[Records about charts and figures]

= = = = =

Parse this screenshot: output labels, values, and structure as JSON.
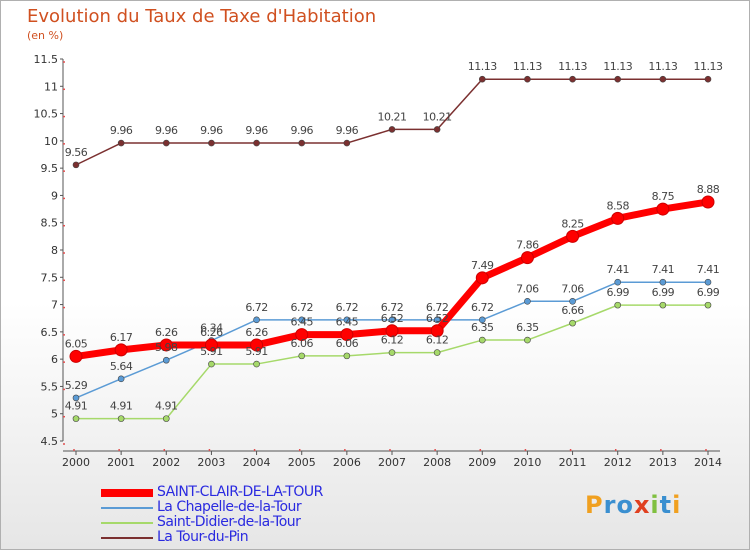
{
  "chart_data": {
    "type": "line",
    "title": "Evolution du Taux de Taxe d'Habitation",
    "ylabel": "(en %)",
    "x": [
      "2000",
      "2001",
      "2002",
      "2003",
      "2004",
      "2005",
      "2006",
      "2007",
      "2008",
      "2009",
      "2010",
      "2011",
      "2012",
      "2013",
      "2014"
    ],
    "ylim": [
      4.5,
      11.5
    ],
    "yticks": [
      "4.5",
      "5",
      "5.5",
      "6",
      "6.5",
      "7",
      "7.5",
      "8",
      "8.5",
      "9",
      "9.5",
      "10",
      "10.5",
      "11",
      "11.5"
    ],
    "grid": false,
    "series": [
      {
        "name": "SAINT-CLAIR-DE-LA-TOUR",
        "color": "#ff0000",
        "values": [
          6.05,
          6.17,
          6.26,
          6.26,
          6.26,
          6.45,
          6.45,
          6.52,
          6.52,
          7.49,
          7.86,
          8.25,
          8.58,
          8.75,
          8.88
        ],
        "labels": [
          "6.05",
          "6.17",
          "6.26",
          "6.26",
          "6.26",
          "6.45",
          "6.45",
          "6.52",
          "6.52",
          "7.49",
          "7.86",
          "8.25",
          "8.58",
          "8.75",
          "8.88"
        ]
      },
      {
        "name": "La Chapelle-de-la-Tour",
        "color": "#5b9bd5",
        "values": [
          5.29,
          5.64,
          5.98,
          6.34,
          6.72,
          6.72,
          6.72,
          6.72,
          6.72,
          6.72,
          7.06,
          7.06,
          7.41,
          7.41,
          7.41
        ],
        "labels": [
          "5.29",
          "5.64",
          "5.98",
          "6.34",
          "6.72",
          "6.72",
          "6.72",
          "6.72",
          "6.72",
          "6.72",
          "7.06",
          "7.06",
          "7.41",
          "7.41",
          "7.41"
        ]
      },
      {
        "name": "Saint-Didier-de-la-Tour",
        "color": "#a6d96a",
        "values": [
          4.91,
          4.91,
          4.91,
          5.91,
          5.91,
          6.06,
          6.06,
          6.12,
          6.12,
          6.35,
          6.35,
          6.66,
          6.99,
          6.99,
          6.99
        ],
        "labels": [
          "4.91",
          "4.91",
          "4.91",
          "5.91",
          "5.91",
          "6.06",
          "6.06",
          "6.12",
          "6.12",
          "6.35",
          "6.35",
          "6.66",
          "6.99",
          "6.99",
          "6.99"
        ]
      },
      {
        "name": "La Tour-du-Pin",
        "color": "#7b3030",
        "values": [
          9.56,
          9.96,
          9.96,
          9.96,
          9.96,
          9.96,
          9.96,
          10.21,
          10.21,
          11.13,
          11.13,
          11.13,
          11.13,
          11.13,
          11.13
        ],
        "labels": [
          "9.56",
          "9.96",
          "9.96",
          "9.96",
          "9.96",
          "9.96",
          "9.96",
          "10.21",
          "10.21",
          "11.13",
          "11.13",
          "11.13",
          "11.13",
          "11.13",
          "11.13"
        ]
      }
    ]
  },
  "logo": {
    "letters": [
      "P",
      "r",
      "o",
      "x",
      "i",
      "t",
      "i"
    ],
    "colors": [
      "#f0a020",
      "#3a8fd0",
      "#3a8fd0",
      "#e04020",
      "#80c040",
      "#3a8fd0",
      "#f0a020"
    ]
  }
}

= = = = =

● **EXERCISE REQUIREMENTS**: Transcribe each entry precisely as given, leaving the pictures out.

● **RESULT OF THIS TASK**:
Parse this screenshot: output labels, values, and structure as JSON.
{
  "chart_data": {
    "type": "line",
    "title": "Evolution du Taux de Taxe d'Habitation",
    "ylabel": "(en %)",
    "x": [
      "2000",
      "2001",
      "2002",
      "2003",
      "2004",
      "2005",
      "2006",
      "2007",
      "2008",
      "2009",
      "2010",
      "2011",
      "2012",
      "2013",
      "2014"
    ],
    "ylim": [
      4.5,
      11.5
    ],
    "yticks": [
      "4.5",
      "5",
      "5.5",
      "6",
      "6.5",
      "7",
      "7.5",
      "8",
      "8.5",
      "9",
      "9.5",
      "10",
      "10.5",
      "11",
      "11.5"
    ],
    "grid": false,
    "series": [
      {
        "name": "SAINT-CLAIR-DE-LA-TOUR",
        "color": "#ff0000",
        "values": [
          6.05,
          6.17,
          6.26,
          6.26,
          6.26,
          6.45,
          6.45,
          6.52,
          6.52,
          7.49,
          7.86,
          8.25,
          8.58,
          8.75,
          8.88
        ],
        "labels": [
          "6.05",
          "6.17",
          "6.26",
          "6.26",
          "6.26",
          "6.45",
          "6.45",
          "6.52",
          "6.52",
          "7.49",
          "7.86",
          "8.25",
          "8.58",
          "8.75",
          "8.88"
        ]
      },
      {
        "name": "La Chapelle-de-la-Tour",
        "color": "#5b9bd5",
        "values": [
          5.29,
          5.64,
          5.98,
          6.34,
          6.72,
          6.72,
          6.72,
          6.72,
          6.72,
          6.72,
          7.06,
          7.06,
          7.41,
          7.41,
          7.41
        ],
        "labels": [
          "5.29",
          "5.64",
          "5.98",
          "6.34",
          "6.72",
          "6.72",
          "6.72",
          "6.72",
          "6.72",
          "6.72",
          "7.06",
          "7.06",
          "7.41",
          "7.41",
          "7.41"
        ]
      },
      {
        "name": "Saint-Didier-de-la-Tour",
        "color": "#a6d96a",
        "values": [
          4.91,
          4.91,
          4.91,
          5.91,
          5.91,
          6.06,
          6.06,
          6.12,
          6.12,
          6.35,
          6.35,
          6.66,
          6.99,
          6.99,
          6.99
        ],
        "labels": [
          "4.91",
          "4.91",
          "4.91",
          "5.91",
          "5.91",
          "6.06",
          "6.06",
          "6.12",
          "6.12",
          "6.35",
          "6.35",
          "6.66",
          "6.99",
          "6.99",
          "6.99"
        ]
      },
      {
        "name": "La Tour-du-Pin",
        "color": "#7b3030",
        "values": [
          9.56,
          9.96,
          9.96,
          9.96,
          9.96,
          9.96,
          9.96,
          10.21,
          10.21,
          11.13,
          11.13,
          11.13,
          11.13,
          11.13,
          11.13
        ],
        "labels": [
          "9.56",
          "9.96",
          "9.96",
          "9.96",
          "9.96",
          "9.96",
          "9.96",
          "10.21",
          "10.21",
          "11.13",
          "11.13",
          "11.13",
          "11.13",
          "11.13",
          "11.13"
        ]
      }
    ]
  },
  "logo": {
    "letters": [
      "P",
      "r",
      "o",
      "x",
      "i",
      "t",
      "i"
    ],
    "colors": [
      "#f0a020",
      "#3a8fd0",
      "#3a8fd0",
      "#e04020",
      "#80c040",
      "#3a8fd0",
      "#f0a020"
    ]
  }
}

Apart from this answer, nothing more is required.